**Directions for this task**
Copy each line where the word "text" occurs.

**Extracted material**

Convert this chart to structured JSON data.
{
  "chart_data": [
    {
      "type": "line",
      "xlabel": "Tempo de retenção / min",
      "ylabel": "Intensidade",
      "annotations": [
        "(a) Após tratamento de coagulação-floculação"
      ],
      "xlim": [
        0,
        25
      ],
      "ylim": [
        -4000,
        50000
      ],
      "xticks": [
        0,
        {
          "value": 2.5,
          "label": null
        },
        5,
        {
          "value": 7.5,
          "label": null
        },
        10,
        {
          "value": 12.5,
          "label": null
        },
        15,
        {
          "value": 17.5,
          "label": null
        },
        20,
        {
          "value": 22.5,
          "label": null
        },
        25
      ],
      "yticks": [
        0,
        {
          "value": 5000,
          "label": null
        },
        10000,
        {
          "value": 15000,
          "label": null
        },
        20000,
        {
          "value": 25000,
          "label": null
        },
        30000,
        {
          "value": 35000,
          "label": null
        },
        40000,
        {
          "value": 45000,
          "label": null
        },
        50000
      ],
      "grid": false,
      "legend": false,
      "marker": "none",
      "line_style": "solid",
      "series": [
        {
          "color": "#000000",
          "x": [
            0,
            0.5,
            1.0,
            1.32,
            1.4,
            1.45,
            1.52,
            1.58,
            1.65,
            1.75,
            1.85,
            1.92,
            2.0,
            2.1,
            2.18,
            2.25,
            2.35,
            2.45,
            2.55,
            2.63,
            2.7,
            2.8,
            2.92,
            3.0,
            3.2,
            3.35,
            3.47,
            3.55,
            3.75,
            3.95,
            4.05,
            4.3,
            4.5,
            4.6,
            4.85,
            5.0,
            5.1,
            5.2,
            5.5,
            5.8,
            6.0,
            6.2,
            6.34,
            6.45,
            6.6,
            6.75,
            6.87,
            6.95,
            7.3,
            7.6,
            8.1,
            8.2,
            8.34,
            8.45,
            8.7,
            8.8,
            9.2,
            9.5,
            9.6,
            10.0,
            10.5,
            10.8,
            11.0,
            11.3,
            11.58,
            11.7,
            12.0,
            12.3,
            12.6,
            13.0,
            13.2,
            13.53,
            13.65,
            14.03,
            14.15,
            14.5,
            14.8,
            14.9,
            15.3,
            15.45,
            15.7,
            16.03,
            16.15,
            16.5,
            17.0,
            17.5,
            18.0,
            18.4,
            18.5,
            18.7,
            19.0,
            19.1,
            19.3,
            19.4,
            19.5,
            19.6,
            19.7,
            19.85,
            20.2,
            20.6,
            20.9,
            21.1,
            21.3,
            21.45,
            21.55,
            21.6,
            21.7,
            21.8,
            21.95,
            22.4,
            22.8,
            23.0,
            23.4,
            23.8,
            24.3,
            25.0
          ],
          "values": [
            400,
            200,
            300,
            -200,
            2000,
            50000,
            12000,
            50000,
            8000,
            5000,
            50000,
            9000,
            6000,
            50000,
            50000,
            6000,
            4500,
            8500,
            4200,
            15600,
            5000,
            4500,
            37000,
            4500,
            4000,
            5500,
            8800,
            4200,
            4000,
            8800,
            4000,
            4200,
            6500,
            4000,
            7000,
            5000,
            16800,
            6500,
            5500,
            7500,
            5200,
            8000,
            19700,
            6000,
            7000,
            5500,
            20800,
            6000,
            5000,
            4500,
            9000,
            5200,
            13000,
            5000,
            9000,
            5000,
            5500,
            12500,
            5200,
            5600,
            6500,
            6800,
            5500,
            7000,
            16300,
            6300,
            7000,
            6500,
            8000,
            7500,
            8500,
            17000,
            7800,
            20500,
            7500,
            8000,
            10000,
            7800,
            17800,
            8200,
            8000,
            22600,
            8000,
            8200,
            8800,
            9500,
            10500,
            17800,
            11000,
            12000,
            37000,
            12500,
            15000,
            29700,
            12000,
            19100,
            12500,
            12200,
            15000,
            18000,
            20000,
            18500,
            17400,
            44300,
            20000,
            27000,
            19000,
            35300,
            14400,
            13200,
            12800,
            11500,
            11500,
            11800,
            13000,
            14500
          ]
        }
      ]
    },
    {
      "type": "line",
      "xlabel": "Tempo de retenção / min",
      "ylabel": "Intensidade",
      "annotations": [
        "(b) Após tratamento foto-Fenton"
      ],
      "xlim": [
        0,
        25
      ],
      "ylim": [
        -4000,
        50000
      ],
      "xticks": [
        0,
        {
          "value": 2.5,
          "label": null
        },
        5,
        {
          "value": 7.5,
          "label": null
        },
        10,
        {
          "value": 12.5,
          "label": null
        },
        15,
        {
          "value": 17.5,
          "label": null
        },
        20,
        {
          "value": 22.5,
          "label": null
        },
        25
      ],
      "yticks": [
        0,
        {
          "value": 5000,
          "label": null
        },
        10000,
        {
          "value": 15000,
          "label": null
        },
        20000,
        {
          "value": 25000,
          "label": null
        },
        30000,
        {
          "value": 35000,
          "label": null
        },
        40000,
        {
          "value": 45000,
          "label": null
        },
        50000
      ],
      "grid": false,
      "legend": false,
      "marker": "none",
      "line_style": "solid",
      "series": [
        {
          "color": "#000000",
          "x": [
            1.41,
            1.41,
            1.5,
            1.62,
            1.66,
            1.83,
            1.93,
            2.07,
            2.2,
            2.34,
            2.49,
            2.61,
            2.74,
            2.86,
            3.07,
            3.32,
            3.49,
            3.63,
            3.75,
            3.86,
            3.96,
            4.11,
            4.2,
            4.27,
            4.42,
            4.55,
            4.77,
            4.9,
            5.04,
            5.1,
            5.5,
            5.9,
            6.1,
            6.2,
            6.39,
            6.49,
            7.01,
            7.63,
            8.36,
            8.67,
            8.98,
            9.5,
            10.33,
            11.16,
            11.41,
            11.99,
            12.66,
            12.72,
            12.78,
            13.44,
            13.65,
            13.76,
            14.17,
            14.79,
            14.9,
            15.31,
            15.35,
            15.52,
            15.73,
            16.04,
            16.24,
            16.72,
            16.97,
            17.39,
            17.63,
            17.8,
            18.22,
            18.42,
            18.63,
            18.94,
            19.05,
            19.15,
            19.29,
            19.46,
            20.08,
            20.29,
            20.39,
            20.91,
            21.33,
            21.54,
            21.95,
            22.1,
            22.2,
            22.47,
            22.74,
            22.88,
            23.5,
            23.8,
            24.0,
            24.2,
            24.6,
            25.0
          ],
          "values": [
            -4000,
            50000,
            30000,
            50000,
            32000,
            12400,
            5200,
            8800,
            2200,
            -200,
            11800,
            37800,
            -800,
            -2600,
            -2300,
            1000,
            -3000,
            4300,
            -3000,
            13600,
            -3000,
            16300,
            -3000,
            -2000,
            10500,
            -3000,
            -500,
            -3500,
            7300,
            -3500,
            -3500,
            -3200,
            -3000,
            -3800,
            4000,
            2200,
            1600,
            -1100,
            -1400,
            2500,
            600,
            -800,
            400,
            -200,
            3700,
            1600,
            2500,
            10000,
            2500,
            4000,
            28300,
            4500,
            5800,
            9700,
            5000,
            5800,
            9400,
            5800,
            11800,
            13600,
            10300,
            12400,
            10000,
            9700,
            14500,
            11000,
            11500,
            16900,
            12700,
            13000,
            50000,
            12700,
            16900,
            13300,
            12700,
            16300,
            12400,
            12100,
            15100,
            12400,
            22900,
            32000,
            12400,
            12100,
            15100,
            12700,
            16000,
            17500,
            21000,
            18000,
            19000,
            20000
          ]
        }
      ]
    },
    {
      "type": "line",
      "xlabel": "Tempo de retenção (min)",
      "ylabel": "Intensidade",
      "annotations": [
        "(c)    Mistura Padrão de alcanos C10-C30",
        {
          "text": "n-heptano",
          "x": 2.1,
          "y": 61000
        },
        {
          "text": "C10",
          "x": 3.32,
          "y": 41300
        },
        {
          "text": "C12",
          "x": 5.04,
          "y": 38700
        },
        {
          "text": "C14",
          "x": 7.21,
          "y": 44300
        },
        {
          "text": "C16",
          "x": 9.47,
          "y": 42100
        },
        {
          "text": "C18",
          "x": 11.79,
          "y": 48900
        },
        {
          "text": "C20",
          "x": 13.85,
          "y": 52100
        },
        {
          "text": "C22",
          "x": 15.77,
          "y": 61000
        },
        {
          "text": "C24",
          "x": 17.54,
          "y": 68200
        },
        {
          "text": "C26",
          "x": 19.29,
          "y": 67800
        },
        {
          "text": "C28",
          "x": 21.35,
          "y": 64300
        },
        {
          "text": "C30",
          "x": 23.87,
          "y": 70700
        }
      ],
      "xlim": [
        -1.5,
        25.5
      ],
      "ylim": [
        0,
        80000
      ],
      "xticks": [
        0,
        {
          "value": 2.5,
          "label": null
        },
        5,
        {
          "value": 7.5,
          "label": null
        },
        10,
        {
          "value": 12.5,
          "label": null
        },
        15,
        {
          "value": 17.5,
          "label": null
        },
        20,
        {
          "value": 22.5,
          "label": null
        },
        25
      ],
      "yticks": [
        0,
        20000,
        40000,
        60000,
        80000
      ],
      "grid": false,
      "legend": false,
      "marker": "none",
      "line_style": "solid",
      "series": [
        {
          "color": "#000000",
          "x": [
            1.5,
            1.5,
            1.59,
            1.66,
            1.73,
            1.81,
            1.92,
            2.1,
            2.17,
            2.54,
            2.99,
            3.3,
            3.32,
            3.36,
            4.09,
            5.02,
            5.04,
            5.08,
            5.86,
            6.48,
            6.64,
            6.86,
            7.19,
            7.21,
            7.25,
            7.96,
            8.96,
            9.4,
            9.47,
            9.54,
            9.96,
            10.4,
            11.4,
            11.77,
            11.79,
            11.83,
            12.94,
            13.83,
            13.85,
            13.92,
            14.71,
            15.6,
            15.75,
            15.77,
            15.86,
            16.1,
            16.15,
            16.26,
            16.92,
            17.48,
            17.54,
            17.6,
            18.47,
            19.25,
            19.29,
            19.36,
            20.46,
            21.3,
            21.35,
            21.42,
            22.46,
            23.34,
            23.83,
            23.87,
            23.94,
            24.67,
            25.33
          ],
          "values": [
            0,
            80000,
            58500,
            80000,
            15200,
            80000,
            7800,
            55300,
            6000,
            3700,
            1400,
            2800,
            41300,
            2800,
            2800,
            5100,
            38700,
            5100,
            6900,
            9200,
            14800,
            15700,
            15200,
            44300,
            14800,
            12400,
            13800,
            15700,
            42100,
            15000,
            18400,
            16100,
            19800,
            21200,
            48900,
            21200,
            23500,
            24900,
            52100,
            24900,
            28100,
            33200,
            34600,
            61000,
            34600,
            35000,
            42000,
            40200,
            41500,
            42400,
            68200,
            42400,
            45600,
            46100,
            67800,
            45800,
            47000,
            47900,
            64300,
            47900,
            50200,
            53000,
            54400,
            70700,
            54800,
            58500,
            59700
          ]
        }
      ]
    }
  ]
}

**Exercise result**
          "text": "n-heptano",
          "text": "C10",
          "text": "C12",
          "text": "C14",
          "text": "C16",
          "text": "C18",
          "text": "C20",
          "text": "C22",
          "text": "C24",
          "text": "C26",
          "text": "C28",
          "text": "C30",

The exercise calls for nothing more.